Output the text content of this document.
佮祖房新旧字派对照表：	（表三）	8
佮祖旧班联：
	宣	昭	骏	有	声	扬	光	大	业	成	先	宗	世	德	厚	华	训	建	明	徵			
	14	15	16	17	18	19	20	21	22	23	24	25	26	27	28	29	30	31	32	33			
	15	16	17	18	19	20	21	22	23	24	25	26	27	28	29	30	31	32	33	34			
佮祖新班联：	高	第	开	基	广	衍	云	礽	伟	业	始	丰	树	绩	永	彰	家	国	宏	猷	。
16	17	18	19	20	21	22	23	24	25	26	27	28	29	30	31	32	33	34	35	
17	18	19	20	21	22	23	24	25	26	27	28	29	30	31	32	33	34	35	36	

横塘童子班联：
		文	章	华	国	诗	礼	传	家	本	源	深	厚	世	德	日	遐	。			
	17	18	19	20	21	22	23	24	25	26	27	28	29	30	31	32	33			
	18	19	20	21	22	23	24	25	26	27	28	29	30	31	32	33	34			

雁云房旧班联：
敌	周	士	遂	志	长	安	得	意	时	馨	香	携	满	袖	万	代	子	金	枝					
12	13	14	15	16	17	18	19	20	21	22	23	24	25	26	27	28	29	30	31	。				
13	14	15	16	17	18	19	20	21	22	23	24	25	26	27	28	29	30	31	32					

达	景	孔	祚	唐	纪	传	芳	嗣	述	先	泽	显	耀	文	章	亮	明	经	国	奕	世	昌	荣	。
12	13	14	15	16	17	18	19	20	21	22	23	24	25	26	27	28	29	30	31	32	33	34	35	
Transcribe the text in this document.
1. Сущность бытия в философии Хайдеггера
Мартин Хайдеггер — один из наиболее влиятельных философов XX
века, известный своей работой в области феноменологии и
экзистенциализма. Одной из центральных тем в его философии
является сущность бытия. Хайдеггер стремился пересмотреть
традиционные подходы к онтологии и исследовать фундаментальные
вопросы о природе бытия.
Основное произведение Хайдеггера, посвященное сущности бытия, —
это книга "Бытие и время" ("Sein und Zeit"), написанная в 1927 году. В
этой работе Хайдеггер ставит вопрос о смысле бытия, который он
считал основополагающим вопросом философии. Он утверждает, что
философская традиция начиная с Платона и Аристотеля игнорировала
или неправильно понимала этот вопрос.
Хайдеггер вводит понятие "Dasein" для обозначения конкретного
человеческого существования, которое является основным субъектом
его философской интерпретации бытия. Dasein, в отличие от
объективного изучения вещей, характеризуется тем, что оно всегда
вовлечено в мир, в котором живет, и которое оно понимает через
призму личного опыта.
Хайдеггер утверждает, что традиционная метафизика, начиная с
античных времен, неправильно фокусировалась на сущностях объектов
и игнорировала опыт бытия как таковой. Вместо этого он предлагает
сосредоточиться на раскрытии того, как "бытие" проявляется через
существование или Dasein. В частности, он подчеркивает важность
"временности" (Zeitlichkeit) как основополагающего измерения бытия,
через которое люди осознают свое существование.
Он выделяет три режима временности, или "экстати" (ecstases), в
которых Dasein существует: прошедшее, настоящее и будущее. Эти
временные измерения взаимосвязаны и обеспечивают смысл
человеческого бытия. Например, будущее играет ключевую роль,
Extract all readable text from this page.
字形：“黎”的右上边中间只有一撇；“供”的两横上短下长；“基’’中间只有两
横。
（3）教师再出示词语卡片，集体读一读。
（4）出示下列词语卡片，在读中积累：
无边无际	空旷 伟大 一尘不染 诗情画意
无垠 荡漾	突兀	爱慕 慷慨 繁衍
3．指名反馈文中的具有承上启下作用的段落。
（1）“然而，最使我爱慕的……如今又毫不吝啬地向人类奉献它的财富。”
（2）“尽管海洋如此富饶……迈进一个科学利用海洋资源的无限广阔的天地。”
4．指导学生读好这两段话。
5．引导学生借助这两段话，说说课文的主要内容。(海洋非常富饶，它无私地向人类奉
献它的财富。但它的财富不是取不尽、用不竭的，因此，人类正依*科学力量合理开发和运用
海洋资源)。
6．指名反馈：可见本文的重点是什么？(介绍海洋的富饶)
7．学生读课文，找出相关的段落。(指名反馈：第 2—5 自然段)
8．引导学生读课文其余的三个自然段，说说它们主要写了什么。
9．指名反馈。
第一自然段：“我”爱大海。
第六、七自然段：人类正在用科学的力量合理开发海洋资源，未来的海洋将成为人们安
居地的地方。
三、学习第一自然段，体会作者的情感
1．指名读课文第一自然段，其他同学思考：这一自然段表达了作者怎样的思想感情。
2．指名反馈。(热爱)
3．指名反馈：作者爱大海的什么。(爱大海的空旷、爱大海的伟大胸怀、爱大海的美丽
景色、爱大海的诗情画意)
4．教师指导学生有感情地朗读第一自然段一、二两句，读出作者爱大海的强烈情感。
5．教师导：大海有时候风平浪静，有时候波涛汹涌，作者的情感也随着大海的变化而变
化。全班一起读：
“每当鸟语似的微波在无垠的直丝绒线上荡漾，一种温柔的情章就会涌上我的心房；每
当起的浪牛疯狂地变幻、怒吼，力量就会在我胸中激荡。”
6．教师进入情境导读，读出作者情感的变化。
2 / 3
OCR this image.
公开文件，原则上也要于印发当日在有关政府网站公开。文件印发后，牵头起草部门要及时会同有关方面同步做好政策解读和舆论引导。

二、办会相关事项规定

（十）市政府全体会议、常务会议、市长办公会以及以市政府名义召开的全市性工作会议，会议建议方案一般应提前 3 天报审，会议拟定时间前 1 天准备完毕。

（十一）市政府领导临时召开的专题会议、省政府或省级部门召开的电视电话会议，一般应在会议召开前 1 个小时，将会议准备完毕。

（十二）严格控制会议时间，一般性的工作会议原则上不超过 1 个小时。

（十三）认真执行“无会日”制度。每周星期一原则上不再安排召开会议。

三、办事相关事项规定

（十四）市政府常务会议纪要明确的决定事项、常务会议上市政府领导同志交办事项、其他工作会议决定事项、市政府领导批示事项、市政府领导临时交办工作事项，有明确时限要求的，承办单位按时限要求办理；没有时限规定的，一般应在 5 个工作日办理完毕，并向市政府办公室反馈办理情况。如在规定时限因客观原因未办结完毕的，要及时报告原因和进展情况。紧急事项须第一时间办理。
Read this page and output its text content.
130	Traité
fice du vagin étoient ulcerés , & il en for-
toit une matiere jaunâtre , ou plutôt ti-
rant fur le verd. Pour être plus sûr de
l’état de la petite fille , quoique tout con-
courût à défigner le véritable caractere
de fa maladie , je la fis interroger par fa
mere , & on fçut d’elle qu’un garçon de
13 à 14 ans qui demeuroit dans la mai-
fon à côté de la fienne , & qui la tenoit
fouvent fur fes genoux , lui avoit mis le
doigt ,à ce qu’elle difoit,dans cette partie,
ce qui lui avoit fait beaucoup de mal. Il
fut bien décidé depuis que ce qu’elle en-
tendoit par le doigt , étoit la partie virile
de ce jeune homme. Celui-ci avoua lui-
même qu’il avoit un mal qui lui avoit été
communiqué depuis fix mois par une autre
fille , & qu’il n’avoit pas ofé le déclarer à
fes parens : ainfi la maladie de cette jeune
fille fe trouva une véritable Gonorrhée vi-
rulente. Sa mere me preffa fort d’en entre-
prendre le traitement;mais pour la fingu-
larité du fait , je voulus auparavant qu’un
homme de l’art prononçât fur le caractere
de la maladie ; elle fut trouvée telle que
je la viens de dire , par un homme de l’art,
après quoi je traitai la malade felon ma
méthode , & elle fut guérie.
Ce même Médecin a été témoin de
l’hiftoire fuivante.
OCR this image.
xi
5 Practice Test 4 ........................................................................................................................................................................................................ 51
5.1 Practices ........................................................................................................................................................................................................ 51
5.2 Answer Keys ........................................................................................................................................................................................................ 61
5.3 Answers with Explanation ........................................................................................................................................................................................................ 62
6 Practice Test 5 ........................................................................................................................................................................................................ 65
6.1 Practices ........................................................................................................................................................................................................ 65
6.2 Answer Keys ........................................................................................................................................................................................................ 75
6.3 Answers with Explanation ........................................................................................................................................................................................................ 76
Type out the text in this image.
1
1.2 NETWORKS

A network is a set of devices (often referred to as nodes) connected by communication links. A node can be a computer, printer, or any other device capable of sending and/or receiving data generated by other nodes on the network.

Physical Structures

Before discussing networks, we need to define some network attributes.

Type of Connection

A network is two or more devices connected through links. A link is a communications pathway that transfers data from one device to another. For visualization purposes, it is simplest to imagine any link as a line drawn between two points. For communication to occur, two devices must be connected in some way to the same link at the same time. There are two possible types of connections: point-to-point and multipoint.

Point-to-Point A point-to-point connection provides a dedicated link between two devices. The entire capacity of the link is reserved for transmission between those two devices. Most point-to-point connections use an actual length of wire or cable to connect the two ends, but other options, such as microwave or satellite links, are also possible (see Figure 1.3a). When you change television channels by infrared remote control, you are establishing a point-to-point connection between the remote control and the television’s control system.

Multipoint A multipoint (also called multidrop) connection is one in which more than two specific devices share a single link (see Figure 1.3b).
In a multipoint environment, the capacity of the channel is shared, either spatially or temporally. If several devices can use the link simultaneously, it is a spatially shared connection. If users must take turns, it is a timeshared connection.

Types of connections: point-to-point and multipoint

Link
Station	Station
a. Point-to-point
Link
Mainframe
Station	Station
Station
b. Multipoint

========

THE EXERCISE:
Look through the material above and work out how many of its lines contain "page". State the number only.

WORKED ANSWER:
2